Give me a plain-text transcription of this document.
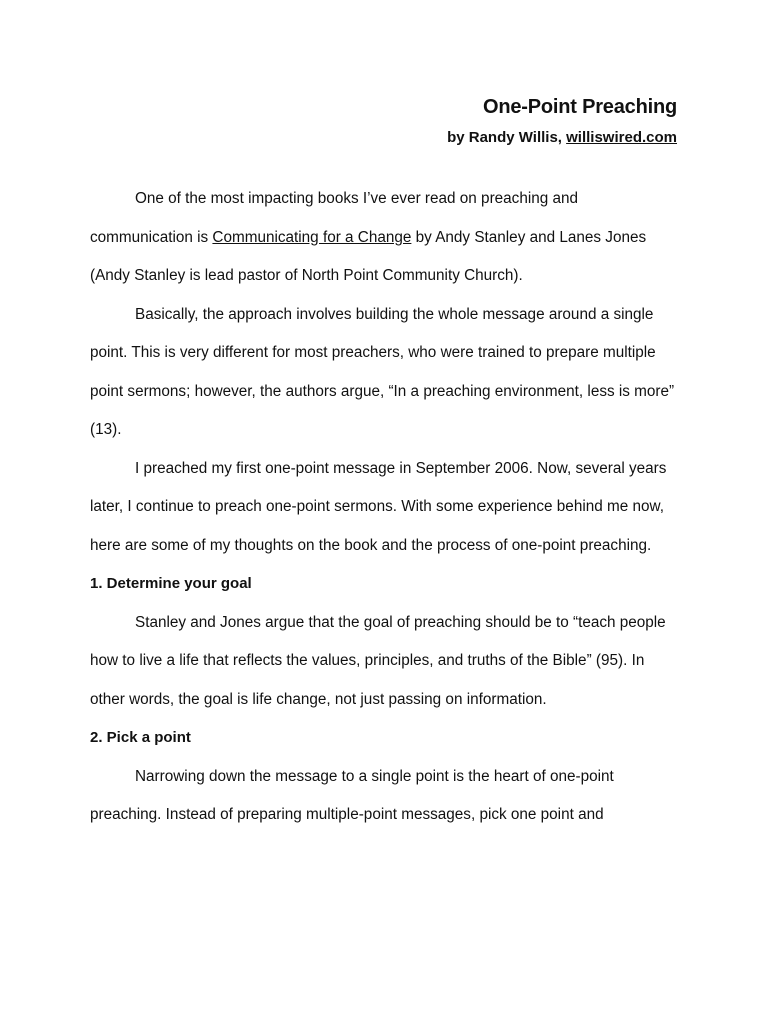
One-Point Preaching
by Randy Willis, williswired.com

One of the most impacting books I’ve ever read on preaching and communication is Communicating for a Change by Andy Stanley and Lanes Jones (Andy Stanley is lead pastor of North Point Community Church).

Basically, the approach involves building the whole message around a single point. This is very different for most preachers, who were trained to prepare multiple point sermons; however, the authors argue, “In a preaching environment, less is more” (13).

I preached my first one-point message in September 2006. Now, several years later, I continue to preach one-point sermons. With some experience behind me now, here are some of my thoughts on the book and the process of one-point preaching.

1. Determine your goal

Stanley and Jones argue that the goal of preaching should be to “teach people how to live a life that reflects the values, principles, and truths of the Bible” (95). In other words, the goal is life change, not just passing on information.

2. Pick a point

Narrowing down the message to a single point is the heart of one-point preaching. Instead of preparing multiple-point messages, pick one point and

---

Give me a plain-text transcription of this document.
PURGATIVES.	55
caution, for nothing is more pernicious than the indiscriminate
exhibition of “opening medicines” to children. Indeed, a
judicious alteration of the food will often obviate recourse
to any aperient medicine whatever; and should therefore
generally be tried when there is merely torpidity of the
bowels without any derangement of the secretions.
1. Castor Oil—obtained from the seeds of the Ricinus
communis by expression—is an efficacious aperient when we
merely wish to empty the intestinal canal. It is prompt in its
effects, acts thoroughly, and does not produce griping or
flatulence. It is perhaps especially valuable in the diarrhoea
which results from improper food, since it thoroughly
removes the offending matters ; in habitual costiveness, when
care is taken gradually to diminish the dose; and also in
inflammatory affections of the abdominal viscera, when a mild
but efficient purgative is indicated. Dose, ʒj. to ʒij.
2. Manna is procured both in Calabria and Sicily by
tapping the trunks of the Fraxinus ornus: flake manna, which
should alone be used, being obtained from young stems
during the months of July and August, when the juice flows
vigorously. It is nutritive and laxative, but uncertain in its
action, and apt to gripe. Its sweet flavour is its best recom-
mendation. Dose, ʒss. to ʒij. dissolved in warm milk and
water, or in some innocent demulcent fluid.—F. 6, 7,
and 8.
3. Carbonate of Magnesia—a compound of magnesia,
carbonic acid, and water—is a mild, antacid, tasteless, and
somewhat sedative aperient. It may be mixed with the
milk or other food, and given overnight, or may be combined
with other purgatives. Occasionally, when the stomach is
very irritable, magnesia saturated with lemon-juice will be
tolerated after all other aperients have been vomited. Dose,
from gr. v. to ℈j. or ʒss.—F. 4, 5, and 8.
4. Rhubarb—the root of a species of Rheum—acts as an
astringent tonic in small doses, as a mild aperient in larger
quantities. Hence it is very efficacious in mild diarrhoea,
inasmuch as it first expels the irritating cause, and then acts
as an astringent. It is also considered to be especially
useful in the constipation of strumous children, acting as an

--

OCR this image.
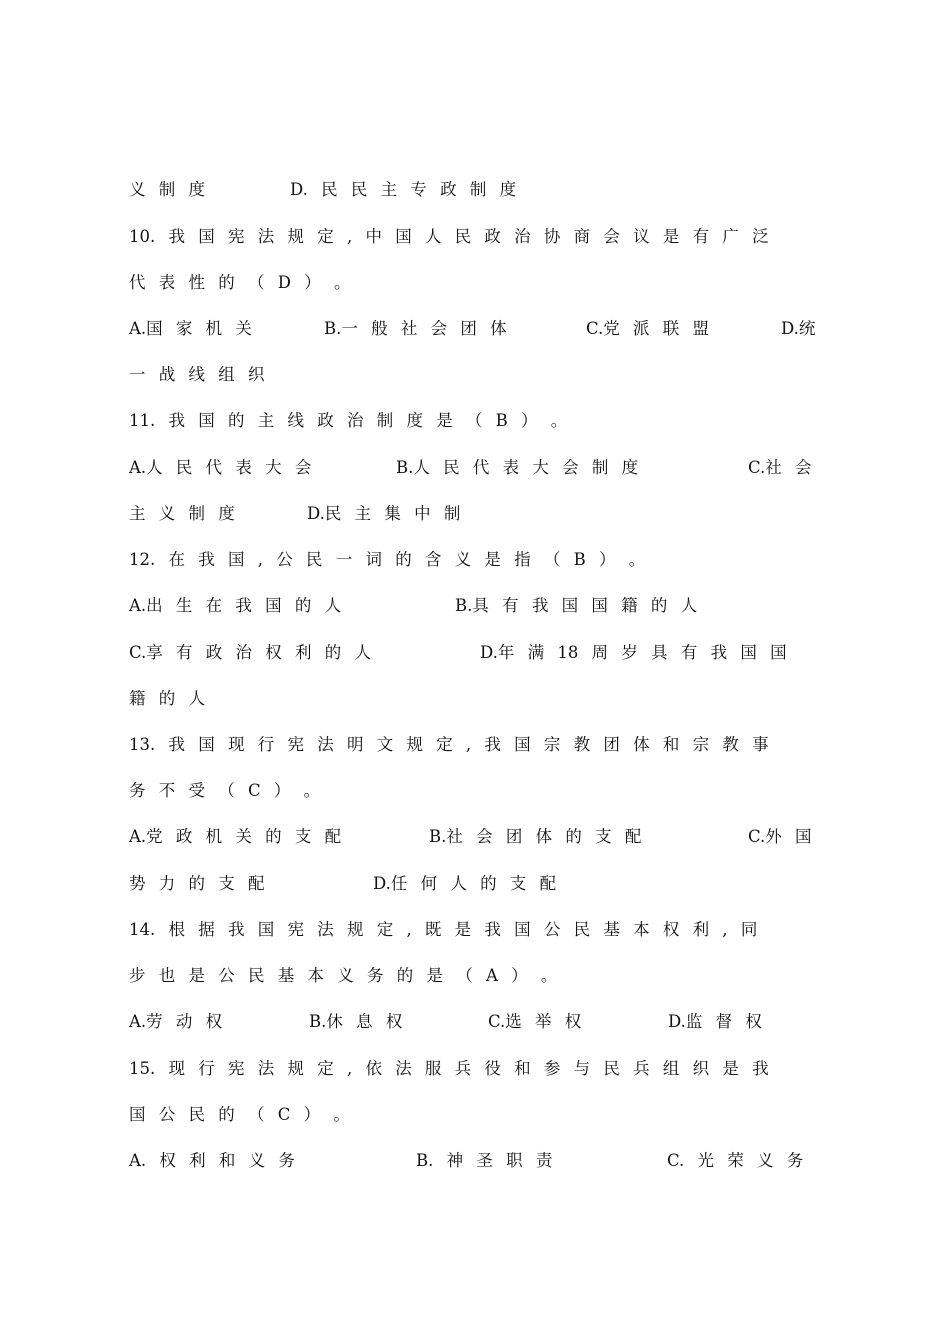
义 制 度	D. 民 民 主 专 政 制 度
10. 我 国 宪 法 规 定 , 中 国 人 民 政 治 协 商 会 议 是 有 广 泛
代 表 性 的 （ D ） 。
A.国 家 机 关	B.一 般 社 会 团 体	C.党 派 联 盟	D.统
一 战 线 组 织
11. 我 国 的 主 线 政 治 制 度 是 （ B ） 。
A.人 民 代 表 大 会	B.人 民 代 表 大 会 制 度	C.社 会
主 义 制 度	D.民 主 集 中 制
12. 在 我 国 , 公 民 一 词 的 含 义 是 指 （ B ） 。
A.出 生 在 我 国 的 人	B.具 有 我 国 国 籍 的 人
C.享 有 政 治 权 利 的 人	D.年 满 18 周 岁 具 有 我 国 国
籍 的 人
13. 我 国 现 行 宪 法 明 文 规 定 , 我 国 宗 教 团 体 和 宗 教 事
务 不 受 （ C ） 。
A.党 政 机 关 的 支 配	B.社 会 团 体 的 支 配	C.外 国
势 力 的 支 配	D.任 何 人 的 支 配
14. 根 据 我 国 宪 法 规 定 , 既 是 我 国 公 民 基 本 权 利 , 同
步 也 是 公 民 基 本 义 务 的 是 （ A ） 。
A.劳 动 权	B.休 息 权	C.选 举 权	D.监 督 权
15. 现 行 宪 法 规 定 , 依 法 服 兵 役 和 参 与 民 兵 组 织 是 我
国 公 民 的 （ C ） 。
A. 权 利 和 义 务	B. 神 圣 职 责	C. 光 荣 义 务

§ **TASK TO COMPLETE**
In the listing above, find each line with the word "mild" and copy it.

§ **RESPONSE**
inflammatory affections of the abdominal viscera, when a mild
carbonic acid, and water—is a mild, antacid, tasteless, and
astringent tonic in small doses, as a mild aperient in larger
quantities. Hence it is very efficacious in mild diarrhoea,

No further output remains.